_EXERCISE:_ Copy the line containing "Parse this screenshot: output", then all lines after it up to and including the final line of the material, exactly and without additions.

********

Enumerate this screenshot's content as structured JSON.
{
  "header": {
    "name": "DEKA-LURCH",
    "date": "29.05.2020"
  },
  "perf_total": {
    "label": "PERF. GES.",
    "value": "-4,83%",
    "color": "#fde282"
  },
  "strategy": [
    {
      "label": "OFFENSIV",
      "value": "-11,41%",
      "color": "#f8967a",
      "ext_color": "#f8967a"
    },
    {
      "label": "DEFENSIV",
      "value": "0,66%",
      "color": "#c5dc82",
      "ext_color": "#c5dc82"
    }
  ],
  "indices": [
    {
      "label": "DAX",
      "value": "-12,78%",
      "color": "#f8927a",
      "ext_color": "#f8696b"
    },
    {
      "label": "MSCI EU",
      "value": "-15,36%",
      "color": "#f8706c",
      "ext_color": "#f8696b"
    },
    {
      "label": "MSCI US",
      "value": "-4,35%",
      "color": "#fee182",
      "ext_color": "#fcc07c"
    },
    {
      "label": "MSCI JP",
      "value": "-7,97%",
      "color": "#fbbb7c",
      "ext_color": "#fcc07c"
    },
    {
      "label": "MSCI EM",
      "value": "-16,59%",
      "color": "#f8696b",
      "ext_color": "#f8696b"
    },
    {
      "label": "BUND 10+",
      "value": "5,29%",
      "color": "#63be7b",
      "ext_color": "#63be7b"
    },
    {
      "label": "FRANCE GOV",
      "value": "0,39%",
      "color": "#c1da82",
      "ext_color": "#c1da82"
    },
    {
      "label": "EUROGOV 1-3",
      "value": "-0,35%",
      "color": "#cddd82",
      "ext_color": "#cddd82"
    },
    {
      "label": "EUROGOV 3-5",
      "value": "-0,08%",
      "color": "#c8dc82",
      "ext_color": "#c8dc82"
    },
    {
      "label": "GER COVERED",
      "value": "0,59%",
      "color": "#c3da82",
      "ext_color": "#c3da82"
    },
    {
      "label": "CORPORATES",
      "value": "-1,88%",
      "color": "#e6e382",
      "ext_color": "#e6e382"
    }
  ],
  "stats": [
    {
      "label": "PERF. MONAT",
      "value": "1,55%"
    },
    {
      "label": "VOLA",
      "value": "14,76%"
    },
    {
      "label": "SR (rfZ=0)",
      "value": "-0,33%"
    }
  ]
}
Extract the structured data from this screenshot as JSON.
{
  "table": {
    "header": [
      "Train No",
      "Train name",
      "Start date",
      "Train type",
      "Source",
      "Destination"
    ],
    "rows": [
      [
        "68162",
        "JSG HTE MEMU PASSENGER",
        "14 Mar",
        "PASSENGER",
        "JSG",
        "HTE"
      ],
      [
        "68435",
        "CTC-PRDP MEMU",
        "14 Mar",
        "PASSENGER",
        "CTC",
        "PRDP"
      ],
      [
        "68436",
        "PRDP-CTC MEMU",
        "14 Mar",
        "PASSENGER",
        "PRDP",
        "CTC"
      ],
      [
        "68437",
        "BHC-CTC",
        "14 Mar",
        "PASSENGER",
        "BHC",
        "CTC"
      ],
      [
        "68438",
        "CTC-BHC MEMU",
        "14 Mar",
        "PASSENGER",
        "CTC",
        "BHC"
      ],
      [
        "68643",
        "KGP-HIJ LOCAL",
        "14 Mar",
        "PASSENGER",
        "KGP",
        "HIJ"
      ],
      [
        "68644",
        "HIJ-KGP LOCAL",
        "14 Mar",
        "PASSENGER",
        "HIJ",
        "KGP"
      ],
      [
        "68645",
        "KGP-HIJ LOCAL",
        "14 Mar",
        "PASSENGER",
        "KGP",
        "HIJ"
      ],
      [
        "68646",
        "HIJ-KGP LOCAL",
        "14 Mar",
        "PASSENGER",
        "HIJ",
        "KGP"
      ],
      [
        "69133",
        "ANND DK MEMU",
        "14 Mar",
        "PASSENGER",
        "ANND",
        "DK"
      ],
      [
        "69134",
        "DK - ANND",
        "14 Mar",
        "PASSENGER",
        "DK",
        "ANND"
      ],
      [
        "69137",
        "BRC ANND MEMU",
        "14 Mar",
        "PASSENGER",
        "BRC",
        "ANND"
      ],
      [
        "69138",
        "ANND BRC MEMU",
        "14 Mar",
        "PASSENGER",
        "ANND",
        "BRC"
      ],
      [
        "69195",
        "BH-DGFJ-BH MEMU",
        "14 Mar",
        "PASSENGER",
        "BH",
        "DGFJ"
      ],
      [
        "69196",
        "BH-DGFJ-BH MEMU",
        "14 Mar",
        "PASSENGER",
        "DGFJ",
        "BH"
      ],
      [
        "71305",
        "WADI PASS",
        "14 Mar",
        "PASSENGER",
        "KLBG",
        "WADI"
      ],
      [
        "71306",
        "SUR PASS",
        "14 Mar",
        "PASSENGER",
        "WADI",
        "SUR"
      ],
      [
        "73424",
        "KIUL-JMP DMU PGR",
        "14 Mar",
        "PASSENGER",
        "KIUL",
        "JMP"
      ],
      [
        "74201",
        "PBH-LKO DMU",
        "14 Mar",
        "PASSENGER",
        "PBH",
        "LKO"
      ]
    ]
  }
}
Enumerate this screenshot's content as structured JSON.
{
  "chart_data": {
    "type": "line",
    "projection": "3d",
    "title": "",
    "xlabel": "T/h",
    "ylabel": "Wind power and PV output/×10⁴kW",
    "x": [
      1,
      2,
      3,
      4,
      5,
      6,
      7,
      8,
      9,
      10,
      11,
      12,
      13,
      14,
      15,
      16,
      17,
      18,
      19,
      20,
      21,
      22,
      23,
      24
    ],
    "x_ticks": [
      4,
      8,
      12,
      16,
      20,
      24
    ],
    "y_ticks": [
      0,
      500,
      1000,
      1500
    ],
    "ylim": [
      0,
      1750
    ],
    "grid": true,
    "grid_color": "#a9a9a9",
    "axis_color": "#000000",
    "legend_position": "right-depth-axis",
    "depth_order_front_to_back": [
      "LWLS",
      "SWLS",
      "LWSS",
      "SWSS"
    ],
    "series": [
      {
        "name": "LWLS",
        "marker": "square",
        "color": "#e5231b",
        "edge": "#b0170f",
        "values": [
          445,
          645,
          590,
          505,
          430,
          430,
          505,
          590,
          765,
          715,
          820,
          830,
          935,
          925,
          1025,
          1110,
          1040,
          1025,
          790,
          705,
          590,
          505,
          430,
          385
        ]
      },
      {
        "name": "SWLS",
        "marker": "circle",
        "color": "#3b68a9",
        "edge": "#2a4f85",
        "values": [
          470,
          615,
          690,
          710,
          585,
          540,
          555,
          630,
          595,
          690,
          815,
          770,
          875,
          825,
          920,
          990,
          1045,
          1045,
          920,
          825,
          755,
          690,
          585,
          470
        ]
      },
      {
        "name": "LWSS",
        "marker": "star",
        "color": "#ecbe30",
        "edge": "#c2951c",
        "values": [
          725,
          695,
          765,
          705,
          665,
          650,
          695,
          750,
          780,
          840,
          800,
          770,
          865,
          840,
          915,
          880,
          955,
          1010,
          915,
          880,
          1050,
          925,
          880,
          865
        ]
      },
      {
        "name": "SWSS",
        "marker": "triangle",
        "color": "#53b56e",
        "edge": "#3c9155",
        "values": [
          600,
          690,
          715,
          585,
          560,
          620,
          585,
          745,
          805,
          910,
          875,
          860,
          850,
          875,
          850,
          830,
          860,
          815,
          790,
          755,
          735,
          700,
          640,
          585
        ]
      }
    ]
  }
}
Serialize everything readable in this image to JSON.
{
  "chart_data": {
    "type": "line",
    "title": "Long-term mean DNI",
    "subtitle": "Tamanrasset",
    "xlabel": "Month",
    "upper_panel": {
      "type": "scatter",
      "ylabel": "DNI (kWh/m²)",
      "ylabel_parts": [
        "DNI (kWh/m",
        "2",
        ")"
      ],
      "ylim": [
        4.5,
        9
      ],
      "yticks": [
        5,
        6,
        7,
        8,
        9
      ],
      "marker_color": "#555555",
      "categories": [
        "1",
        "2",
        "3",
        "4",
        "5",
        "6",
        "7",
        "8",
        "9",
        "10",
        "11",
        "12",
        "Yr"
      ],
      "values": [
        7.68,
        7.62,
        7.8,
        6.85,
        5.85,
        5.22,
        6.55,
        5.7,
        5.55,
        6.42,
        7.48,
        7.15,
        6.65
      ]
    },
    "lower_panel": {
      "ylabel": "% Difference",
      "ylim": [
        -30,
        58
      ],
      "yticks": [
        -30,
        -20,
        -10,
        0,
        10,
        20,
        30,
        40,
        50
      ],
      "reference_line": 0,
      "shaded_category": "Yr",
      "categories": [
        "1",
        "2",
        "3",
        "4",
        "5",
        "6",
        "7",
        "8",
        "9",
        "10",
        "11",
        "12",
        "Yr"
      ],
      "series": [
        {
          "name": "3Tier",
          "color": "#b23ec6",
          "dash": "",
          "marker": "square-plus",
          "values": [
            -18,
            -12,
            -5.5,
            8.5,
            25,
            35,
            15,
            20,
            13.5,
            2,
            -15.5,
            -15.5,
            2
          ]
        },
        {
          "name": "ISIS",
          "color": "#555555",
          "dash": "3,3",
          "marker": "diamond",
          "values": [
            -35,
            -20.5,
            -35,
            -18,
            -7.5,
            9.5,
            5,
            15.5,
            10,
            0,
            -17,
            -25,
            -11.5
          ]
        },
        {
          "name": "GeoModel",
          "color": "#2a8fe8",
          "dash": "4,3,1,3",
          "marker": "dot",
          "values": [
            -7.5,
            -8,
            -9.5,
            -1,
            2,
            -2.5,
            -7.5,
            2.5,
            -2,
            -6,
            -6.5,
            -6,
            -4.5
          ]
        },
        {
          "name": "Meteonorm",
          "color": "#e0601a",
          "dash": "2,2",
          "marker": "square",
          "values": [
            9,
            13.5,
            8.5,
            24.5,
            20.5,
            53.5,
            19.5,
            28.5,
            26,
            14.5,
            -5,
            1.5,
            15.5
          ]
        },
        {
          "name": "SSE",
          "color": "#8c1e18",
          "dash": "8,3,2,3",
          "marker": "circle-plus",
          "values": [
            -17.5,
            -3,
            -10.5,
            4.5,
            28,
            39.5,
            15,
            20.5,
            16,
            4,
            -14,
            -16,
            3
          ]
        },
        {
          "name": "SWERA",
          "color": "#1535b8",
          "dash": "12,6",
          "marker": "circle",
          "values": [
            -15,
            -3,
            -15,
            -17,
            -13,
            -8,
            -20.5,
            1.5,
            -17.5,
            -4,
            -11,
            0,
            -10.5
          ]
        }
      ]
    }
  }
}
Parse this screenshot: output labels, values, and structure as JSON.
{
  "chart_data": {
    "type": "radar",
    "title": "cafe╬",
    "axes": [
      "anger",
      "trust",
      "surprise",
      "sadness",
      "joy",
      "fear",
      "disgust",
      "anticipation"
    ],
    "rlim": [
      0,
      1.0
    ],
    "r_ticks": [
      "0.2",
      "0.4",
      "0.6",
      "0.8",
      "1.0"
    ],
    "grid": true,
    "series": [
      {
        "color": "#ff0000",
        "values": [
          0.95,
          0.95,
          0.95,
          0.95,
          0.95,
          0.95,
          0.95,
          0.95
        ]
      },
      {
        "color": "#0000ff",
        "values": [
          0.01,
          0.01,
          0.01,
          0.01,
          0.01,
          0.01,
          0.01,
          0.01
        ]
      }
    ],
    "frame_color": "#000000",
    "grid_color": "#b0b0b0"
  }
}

********

_FULL OUTPUT:_
Parse this screenshot: output labels, values, and structure as JSON.
{
  "chart_data": {
    "type": "radar",
    "title": "cafe╬",
    "axes": [
      "anger",
      "trust",
      "surprise",
      "sadness",
      "joy",
      "fear",
      "disgust",
      "anticipation"
    ],
    "rlim": [
      0,
      1.0
    ],
    "r_ticks": [
      "0.2",
      "0.4",
      "0.6",
      "0.8",
      "1.0"
    ],
    "grid": true,
    "series": [
      {
        "color": "#ff0000",
        "values": [
          0.95,
          0.95,
          0.95,
          0.95,
          0.95,
          0.95,
          0.95,
          0.95
        ]
      },
      {
        "color": "#0000ff",
        "values": [
          0.01,
          0.01,
          0.01,
          0.01,
          0.01,
          0.01,
          0.01,
          0.01
        ]
      }
    ],
    "frame_color": "#000000",
    "grid_color": "#b0b0b0"
  }
}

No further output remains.